# What to work on
Identify all lines of the data containing the string "will" and copy them.

____________________

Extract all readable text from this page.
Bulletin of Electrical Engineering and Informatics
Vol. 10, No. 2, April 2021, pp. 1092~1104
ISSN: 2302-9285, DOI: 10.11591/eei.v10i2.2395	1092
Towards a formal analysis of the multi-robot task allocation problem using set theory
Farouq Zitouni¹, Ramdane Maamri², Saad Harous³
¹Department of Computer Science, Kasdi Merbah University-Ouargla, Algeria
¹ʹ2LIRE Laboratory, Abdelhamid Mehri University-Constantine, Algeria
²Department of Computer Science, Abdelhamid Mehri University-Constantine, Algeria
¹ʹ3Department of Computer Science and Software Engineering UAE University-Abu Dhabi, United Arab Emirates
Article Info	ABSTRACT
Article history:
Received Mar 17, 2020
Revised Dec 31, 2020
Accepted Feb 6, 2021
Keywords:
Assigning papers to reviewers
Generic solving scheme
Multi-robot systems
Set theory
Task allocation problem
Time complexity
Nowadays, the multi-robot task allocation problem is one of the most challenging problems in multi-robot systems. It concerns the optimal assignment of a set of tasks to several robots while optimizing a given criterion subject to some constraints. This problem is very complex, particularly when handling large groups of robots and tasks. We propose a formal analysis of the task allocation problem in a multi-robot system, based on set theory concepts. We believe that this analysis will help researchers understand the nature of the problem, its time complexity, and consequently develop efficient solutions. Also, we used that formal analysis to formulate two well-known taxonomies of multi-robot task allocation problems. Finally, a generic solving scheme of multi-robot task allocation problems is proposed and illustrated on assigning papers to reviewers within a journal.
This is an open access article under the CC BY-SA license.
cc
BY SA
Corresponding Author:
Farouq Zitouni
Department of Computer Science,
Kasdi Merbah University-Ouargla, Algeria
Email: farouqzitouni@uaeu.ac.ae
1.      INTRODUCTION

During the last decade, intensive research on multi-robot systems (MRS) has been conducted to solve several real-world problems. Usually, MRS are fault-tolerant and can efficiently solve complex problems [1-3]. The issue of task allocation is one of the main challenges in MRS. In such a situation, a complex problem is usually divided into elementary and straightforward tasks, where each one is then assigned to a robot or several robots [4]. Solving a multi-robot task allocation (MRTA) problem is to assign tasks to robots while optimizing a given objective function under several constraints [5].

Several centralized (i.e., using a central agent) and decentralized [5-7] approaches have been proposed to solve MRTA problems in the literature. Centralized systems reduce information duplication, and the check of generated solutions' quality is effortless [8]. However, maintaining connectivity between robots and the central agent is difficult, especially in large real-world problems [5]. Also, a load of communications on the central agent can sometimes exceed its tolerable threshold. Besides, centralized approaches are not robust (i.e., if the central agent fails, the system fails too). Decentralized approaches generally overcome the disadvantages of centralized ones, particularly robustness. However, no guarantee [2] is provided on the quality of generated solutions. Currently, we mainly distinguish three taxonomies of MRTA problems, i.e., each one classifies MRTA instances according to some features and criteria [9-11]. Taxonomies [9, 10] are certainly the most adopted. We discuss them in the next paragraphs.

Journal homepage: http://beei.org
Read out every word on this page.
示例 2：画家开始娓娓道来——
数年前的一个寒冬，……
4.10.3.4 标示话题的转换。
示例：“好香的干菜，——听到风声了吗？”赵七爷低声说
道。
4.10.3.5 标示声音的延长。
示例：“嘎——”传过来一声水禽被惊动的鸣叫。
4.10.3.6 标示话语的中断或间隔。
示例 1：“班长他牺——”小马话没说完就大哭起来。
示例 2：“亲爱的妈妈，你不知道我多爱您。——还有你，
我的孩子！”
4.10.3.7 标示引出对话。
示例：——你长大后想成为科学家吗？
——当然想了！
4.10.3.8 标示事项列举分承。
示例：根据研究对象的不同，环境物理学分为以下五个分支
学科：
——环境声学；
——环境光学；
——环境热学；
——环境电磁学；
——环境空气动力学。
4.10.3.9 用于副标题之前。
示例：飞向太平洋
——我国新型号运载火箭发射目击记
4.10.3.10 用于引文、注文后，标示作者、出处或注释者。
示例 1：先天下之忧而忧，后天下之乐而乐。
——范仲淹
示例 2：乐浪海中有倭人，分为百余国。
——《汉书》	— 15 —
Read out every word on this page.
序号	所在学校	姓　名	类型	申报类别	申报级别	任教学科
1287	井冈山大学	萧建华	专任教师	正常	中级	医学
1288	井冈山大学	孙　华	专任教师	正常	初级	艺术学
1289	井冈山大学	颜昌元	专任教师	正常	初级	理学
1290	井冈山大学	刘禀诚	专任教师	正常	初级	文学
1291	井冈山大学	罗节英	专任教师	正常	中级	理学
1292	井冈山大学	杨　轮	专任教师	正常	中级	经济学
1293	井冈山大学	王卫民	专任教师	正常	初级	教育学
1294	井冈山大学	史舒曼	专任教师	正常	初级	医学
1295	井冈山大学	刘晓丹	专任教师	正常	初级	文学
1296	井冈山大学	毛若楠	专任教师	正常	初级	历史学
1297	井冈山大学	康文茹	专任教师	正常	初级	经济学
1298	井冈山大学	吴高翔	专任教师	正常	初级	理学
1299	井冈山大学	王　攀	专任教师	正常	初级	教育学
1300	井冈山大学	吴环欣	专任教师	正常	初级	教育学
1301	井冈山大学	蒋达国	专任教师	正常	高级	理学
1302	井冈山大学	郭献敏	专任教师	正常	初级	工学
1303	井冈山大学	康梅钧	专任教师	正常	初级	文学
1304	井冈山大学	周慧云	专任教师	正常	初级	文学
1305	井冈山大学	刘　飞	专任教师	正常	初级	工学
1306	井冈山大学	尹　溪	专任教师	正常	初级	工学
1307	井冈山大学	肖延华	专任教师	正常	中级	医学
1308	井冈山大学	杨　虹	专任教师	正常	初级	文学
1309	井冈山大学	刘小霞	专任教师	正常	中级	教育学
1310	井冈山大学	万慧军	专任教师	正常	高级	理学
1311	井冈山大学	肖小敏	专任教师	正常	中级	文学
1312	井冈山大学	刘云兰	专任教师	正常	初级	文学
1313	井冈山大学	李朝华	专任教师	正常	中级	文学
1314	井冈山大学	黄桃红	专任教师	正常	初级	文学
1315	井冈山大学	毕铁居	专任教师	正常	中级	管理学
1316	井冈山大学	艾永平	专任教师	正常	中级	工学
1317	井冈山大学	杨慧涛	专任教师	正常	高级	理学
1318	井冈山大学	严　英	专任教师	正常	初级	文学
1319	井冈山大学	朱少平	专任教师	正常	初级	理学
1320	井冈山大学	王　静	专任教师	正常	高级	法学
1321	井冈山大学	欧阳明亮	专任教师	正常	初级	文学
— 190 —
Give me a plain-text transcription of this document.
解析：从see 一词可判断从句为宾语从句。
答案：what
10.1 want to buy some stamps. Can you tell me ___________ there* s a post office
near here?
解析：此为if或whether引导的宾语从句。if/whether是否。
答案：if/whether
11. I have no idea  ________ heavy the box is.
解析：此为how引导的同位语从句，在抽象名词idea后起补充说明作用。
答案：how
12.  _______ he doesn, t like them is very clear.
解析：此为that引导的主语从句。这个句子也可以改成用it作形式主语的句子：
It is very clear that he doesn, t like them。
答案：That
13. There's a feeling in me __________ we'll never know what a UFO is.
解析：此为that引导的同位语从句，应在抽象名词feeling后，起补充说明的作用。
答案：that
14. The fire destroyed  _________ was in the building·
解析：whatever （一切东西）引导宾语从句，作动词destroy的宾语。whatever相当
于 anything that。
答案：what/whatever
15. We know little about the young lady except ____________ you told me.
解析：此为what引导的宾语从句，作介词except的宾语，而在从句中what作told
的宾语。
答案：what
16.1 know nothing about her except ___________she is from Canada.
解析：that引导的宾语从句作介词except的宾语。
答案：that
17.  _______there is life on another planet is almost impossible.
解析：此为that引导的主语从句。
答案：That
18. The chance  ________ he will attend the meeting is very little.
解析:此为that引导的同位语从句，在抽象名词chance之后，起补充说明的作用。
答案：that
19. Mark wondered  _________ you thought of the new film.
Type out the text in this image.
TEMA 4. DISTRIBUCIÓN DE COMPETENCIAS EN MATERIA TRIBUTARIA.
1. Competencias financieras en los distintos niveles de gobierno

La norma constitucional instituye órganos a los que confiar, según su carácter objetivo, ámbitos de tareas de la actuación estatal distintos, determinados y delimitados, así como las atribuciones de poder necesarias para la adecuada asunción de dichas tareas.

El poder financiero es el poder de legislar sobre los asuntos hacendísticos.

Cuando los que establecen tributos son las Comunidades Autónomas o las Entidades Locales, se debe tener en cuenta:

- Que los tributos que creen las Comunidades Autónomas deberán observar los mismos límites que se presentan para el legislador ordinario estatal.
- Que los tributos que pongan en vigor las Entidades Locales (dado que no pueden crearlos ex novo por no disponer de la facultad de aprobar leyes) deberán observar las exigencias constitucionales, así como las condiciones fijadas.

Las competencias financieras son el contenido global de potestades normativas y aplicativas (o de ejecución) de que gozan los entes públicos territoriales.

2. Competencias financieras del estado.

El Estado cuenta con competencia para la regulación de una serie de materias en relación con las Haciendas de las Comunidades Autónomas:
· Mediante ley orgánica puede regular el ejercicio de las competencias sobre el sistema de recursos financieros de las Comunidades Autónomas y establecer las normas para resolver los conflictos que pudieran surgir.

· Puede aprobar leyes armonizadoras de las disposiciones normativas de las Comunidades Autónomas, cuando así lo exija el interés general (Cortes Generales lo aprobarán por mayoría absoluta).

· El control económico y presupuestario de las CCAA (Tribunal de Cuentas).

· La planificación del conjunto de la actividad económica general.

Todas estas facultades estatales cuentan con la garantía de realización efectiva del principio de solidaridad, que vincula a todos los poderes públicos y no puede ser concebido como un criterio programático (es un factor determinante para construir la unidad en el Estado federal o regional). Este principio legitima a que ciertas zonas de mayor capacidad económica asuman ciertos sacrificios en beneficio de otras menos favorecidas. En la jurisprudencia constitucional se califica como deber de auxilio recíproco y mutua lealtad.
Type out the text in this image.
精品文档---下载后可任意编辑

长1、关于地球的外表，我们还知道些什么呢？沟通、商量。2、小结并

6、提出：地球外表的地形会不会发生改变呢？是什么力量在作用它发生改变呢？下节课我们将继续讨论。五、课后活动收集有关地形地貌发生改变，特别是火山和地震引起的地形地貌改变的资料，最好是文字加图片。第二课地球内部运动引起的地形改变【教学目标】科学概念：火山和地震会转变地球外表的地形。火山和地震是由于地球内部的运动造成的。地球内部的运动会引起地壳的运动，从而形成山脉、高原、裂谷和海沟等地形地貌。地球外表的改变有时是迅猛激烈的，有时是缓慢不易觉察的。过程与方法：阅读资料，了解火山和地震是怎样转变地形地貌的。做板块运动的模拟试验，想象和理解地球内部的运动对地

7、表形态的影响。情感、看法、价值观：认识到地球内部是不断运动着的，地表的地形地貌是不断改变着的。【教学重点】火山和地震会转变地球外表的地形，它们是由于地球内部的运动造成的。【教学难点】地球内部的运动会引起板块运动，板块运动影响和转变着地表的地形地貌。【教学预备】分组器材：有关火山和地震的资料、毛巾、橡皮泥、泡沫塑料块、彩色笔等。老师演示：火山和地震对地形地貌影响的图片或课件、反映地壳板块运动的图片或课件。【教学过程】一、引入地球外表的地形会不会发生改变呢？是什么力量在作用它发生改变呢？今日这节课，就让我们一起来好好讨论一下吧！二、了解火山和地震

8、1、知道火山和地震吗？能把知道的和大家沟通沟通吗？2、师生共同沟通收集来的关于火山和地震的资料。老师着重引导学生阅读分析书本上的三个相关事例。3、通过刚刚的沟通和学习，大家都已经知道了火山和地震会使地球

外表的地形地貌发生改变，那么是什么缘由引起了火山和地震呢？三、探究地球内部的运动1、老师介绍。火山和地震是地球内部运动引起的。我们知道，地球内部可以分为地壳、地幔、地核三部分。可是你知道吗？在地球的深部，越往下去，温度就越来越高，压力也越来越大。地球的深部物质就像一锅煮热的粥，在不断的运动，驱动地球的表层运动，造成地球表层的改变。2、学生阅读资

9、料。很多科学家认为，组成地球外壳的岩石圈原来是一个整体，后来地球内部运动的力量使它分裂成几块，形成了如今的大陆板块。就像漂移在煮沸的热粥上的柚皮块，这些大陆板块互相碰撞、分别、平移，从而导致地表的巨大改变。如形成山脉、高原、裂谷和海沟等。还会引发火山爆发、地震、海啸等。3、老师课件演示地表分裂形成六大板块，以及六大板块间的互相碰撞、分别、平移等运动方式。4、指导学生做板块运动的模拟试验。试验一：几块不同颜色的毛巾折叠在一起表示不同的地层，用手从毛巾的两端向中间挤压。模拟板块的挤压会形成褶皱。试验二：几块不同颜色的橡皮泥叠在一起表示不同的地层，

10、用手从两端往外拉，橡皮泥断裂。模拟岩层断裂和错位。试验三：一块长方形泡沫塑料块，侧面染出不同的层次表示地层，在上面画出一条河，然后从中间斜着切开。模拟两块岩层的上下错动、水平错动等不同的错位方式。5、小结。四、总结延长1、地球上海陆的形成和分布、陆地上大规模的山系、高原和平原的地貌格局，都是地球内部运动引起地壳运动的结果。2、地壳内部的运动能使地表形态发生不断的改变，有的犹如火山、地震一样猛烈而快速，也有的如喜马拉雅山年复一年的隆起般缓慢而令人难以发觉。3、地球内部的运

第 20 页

____________________

# Task response
Nowadays, the multi-robot task allocation problem is one of the most challenging problems in multi-robot systems. It concerns the optimal assignment of a set of tasks to several robots while optimizing a given criterion subject to some constraints. This problem is very complex, particularly when handling large groups of robots and tasks. We propose a formal analysis of the task allocation problem in a multi-robot system, based on set theory concepts. We believe that this analysis will help researchers understand the nature of the problem, its time complexity, and consequently develop efficient solutions. Also, we used that formal analysis to formulate two well-known taxonomies of multi-robot task allocation problems. Finally, a generic solving scheme of multi-robot task allocation problems is proposed and illustrated on assigning papers to reviewers within a journal.
18. The chance  ________ he will attend the meeting is very little.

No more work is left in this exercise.